### Goal of the exercise
Check each line of the material below for "JSON", then copy the ones that contain it.

(Data records)
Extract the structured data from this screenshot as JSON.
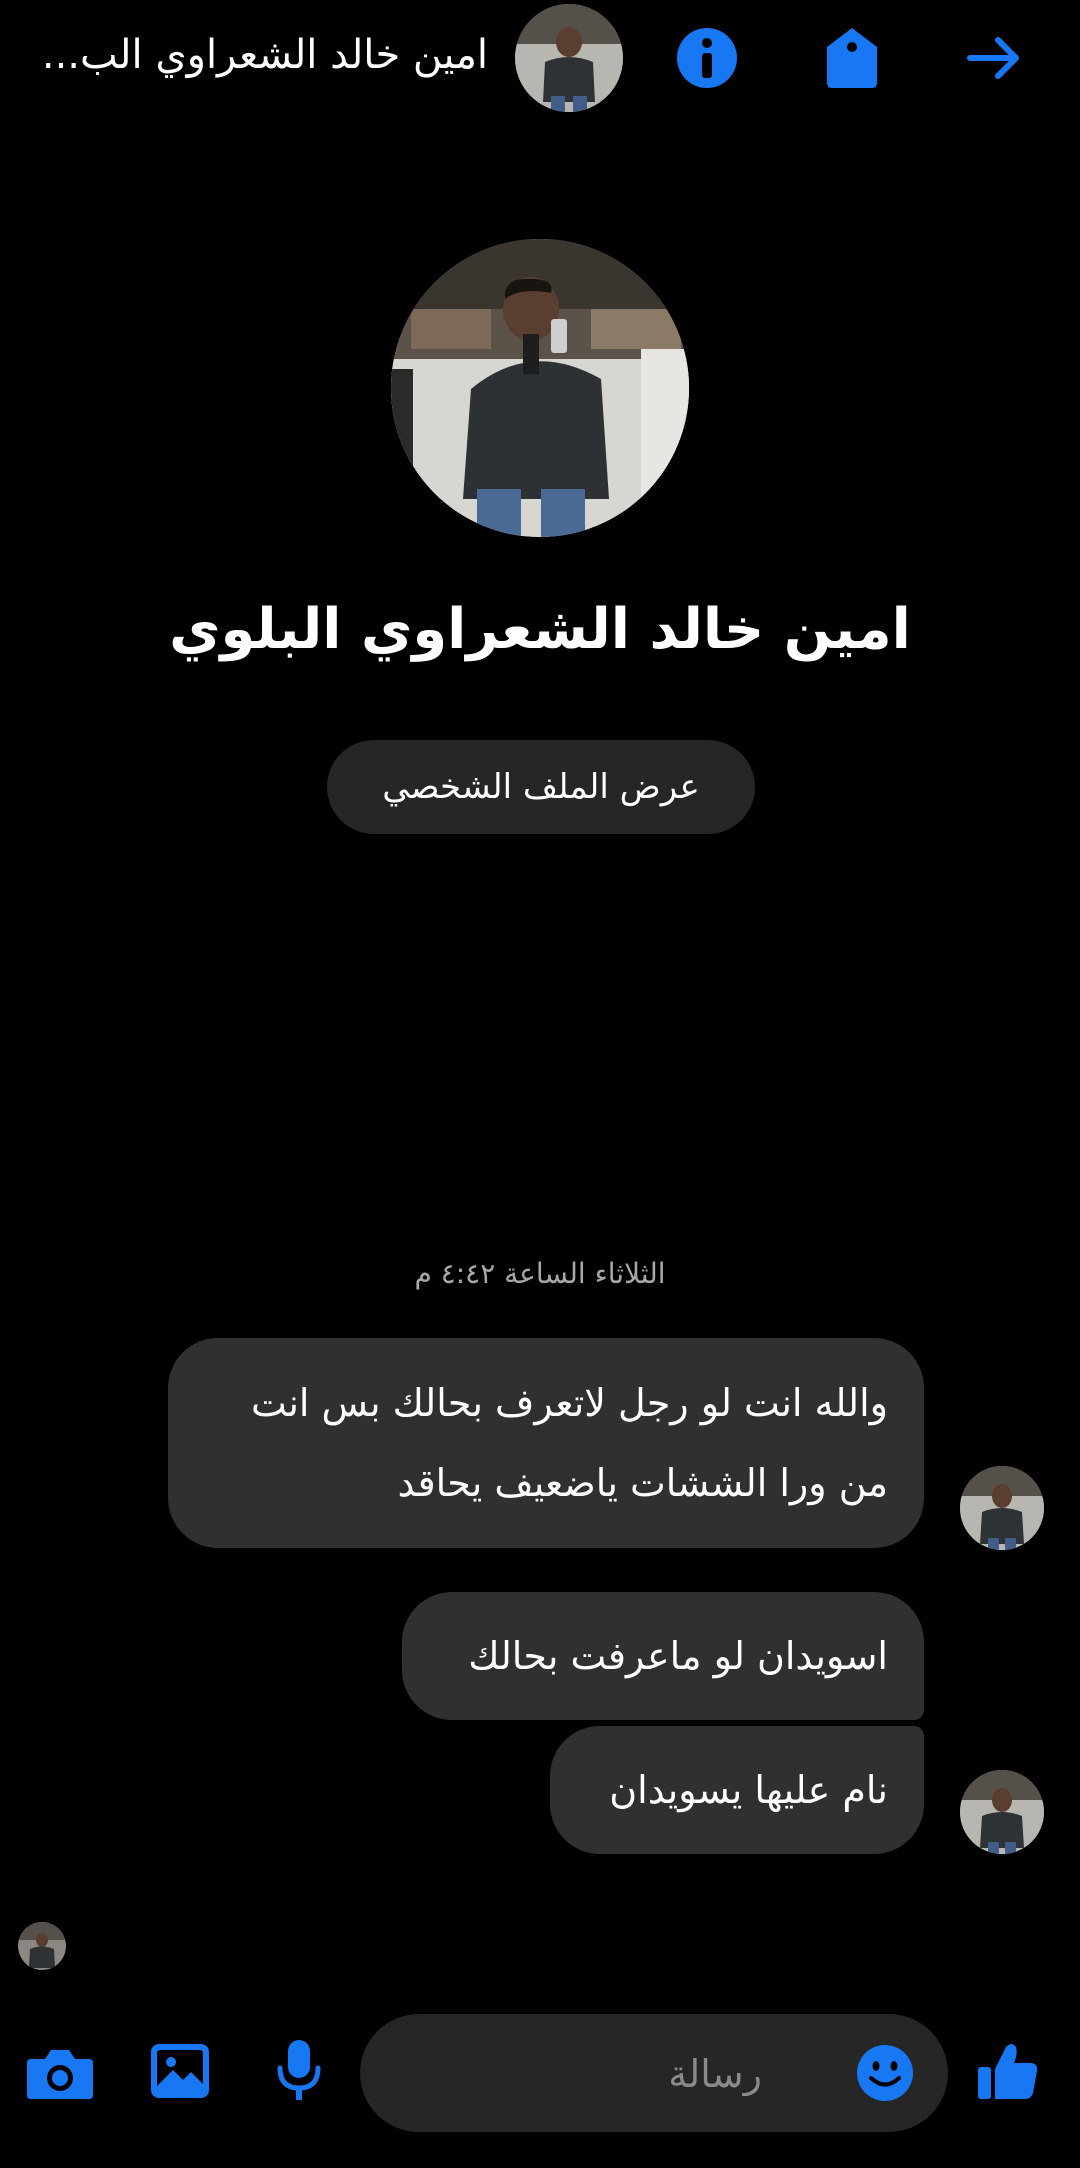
{
  "header": {
    "title": "امين خالد الشعراوي الب...",
    "icons": [
      "back-arrow-icon",
      "tag-icon",
      "info-icon"
    ]
  },
  "profile": {
    "name": "امين خالد الشعراوي البلوي",
    "view_profile_label": "عرض الملف الشخصي"
  },
  "conversation": {
    "timestamp": "الثلاثاء الساعة ٤:٤٢ م",
    "messages": [
      {
        "lines": [
          "والله انت لو رجل لاتعرف بحالك بس انت",
          "من ورا الششات ياضعيف يحاقد"
        ]
      },
      {
        "lines": [
          "اسويدان لو ماعرفت بحالك"
        ]
      },
      {
        "lines": [
          "نام عليها يسويدان"
        ]
      }
    ]
  },
  "composer": {
    "placeholder": "رسالة",
    "icons": [
      "camera-icon",
      "gallery-icon",
      "microphone-icon",
      "emoji-icon",
      "like-icon"
    ]
  },
  "colors": {
    "accent": "#1877F2",
    "background": "#000000",
    "bubble": "#303030",
    "pill": "#262626"
  }
}
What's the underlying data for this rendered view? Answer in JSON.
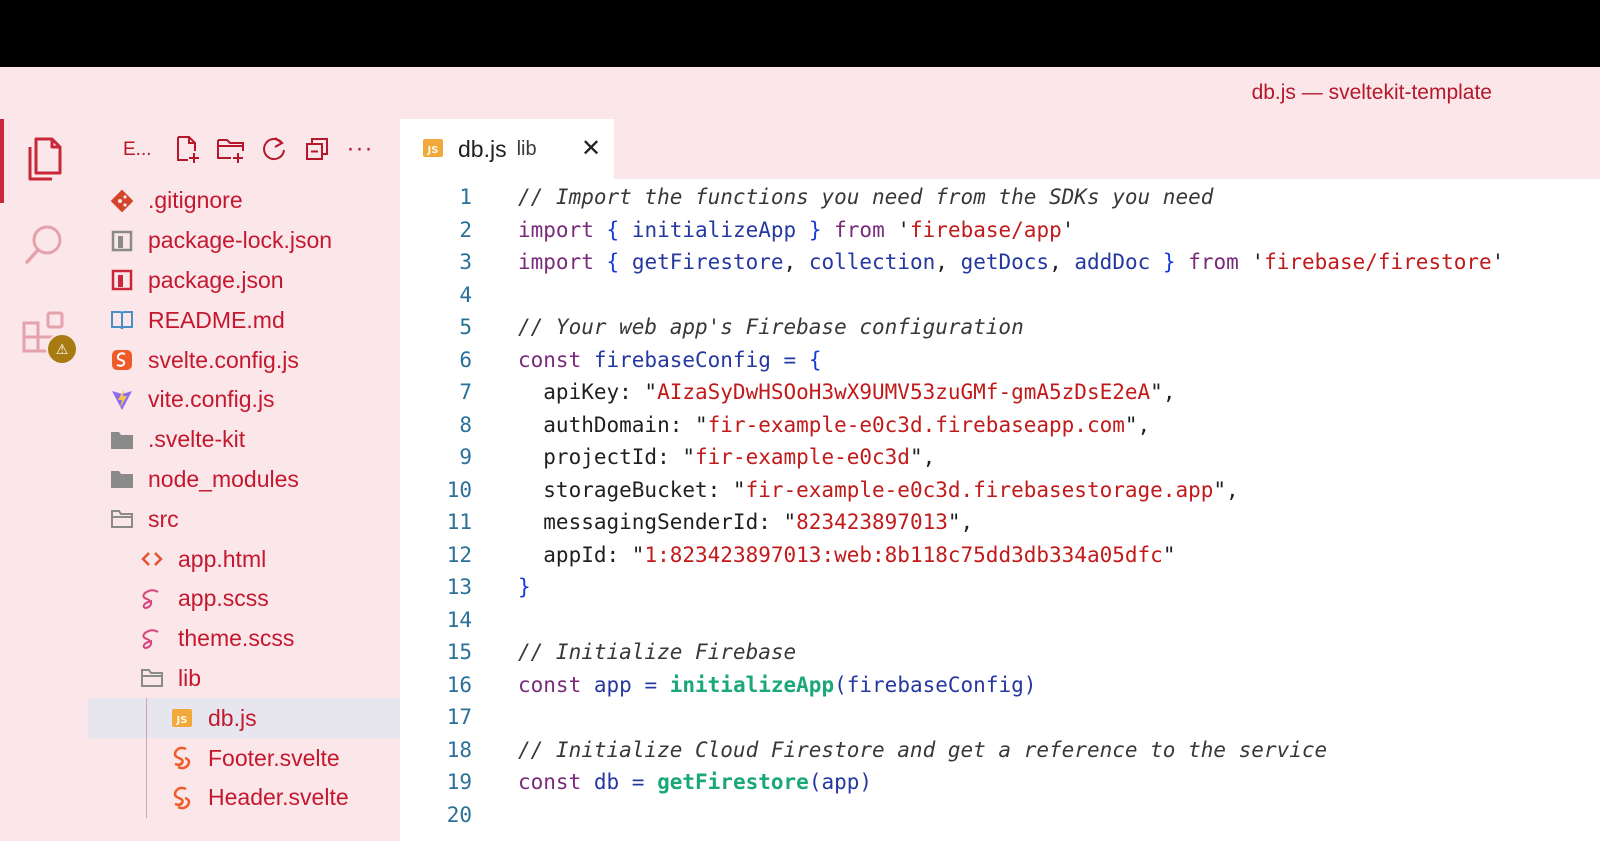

### Solution
Extract the structured data from this screenshot as JSON.
What's the underlying data for this rendered view? Answer in JSON.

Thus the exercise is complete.